Given data:
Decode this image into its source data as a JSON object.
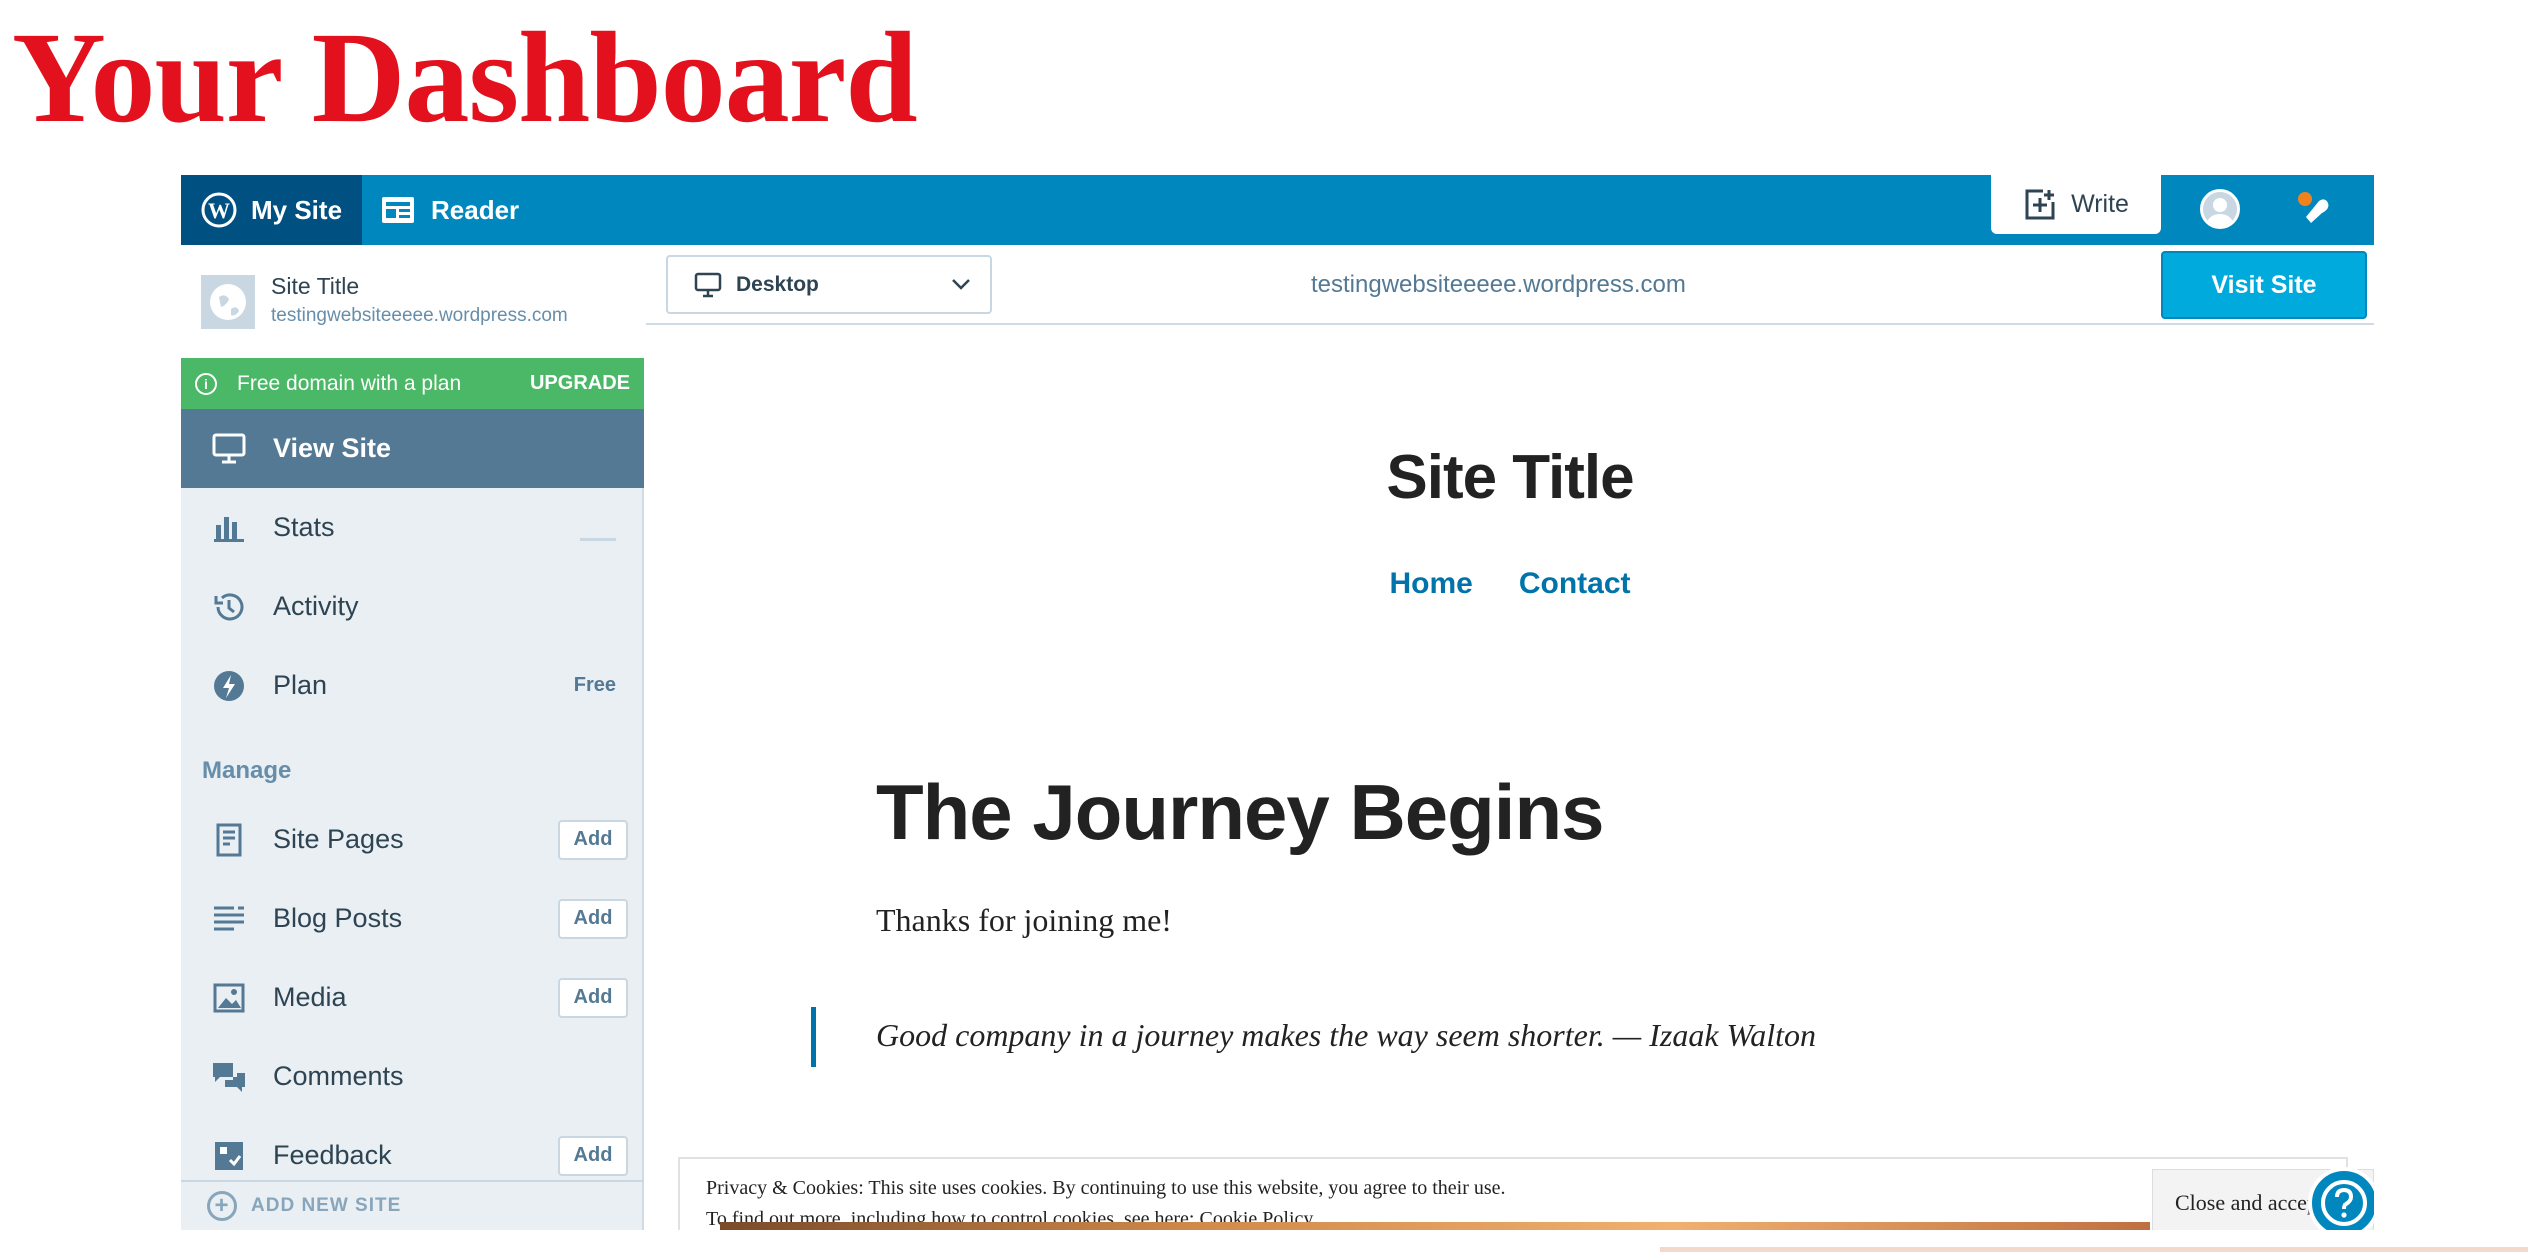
{
  "slide": {
    "title": "Your Dashboard"
  },
  "topbar": {
    "my_site": "My Site",
    "reader": "Reader",
    "write": "Write"
  },
  "sidebar": {
    "site": {
      "name": "Site Title",
      "url": "testingwebsiteeeee.wordpress.com"
    },
    "promo": {
      "text": "Free domain with a plan",
      "action": "UPGRADE"
    },
    "items": [
      {
        "label": "View Site",
        "icon": "monitor-icon"
      },
      {
        "label": "Stats",
        "icon": "bar-chart-icon"
      },
      {
        "label": "Activity",
        "icon": "history-icon"
      },
      {
        "label": "Plan",
        "icon": "plan-bolt-icon",
        "badge": "Free"
      }
    ],
    "manage_header": "Manage",
    "manage_items": [
      {
        "label": "Site Pages",
        "icon": "page-icon",
        "action": "Add"
      },
      {
        "label": "Blog Posts",
        "icon": "posts-icon",
        "action": "Add"
      },
      {
        "label": "Media",
        "icon": "image-icon",
        "action": "Add"
      },
      {
        "label": "Comments",
        "icon": "comments-icon"
      },
      {
        "label": "Feedback",
        "icon": "feedback-icon",
        "action": "Add"
      }
    ],
    "add_new_site": "ADD NEW SITE"
  },
  "preview_bar": {
    "device": "Desktop",
    "url": "testingwebsiteeeee.wordpress.com",
    "visit": "Visit Site"
  },
  "preview": {
    "site_title": "Site Title",
    "nav": [
      "Home",
      "Contact"
    ],
    "post_title": "The Journey Begins",
    "body": "Thanks for joining me!",
    "quote": "Good company in a journey makes the way seem shorter. — Izaak Walton",
    "cookie": {
      "line1": "Privacy & Cookies: This site uses cookies. By continuing to use this website, you agree to their use.",
      "line2": "To find out more, including how to control cookies, see here:",
      "link": "Cookie Policy",
      "close": "Close and accept"
    }
  },
  "colors": {
    "title_red": "#e3111d",
    "masterbar": "#0087be",
    "masterbar_active": "#005082",
    "promo_green": "#4ab866",
    "sidebar_active": "#537994",
    "visit_button": "#00aadc"
  }
}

Problem details: Copy out the data above exactly, except the pictures.

Written reply:
Decode this image into its source data as a JSON object.
{
  "slide": {
    "title": "Your Dashboard"
  },
  "topbar": {
    "my_site": "My Site",
    "reader": "Reader",
    "write": "Write"
  },
  "sidebar": {
    "site": {
      "name": "Site Title",
      "url": "testingwebsiteeeee.wordpress.com"
    },
    "promo": {
      "text": "Free domain with a plan",
      "action": "UPGRADE"
    },
    "items": [
      {
        "label": "View Site",
        "icon": "monitor-icon"
      },
      {
        "label": "Stats",
        "icon": "bar-chart-icon"
      },
      {
        "label": "Activity",
        "icon": "history-icon"
      },
      {
        "label": "Plan",
        "icon": "plan-bolt-icon",
        "badge": "Free"
      }
    ],
    "manage_header": "Manage",
    "manage_items": [
      {
        "label": "Site Pages",
        "icon": "page-icon",
        "action": "Add"
      },
      {
        "label": "Blog Posts",
        "icon": "posts-icon",
        "action": "Add"
      },
      {
        "label": "Media",
        "icon": "image-icon",
        "action": "Add"
      },
      {
        "label": "Comments",
        "icon": "comments-icon"
      },
      {
        "label": "Feedback",
        "icon": "feedback-icon",
        "action": "Add"
      }
    ],
    "add_new_site": "ADD NEW SITE"
  },
  "preview_bar": {
    "device": "Desktop",
    "url": "testingwebsiteeeee.wordpress.com",
    "visit": "Visit Site"
  },
  "preview": {
    "site_title": "Site Title",
    "nav": [
      "Home",
      "Contact"
    ],
    "post_title": "The Journey Begins",
    "body": "Thanks for joining me!",
    "quote": "Good company in a journey makes the way seem shorter. — Izaak Walton",
    "cookie": {
      "line1": "Privacy & Cookies: This site uses cookies. By continuing to use this website, you agree to their use.",
      "line2": "To find out more, including how to control cookies, see here:",
      "link": "Cookie Policy",
      "close": "Close and accept"
    }
  },
  "colors": {
    "title_red": "#e3111d",
    "masterbar": "#0087be",
    "masterbar_active": "#005082",
    "promo_green": "#4ab866",
    "sidebar_active": "#537994",
    "visit_button": "#00aadc"
  }
}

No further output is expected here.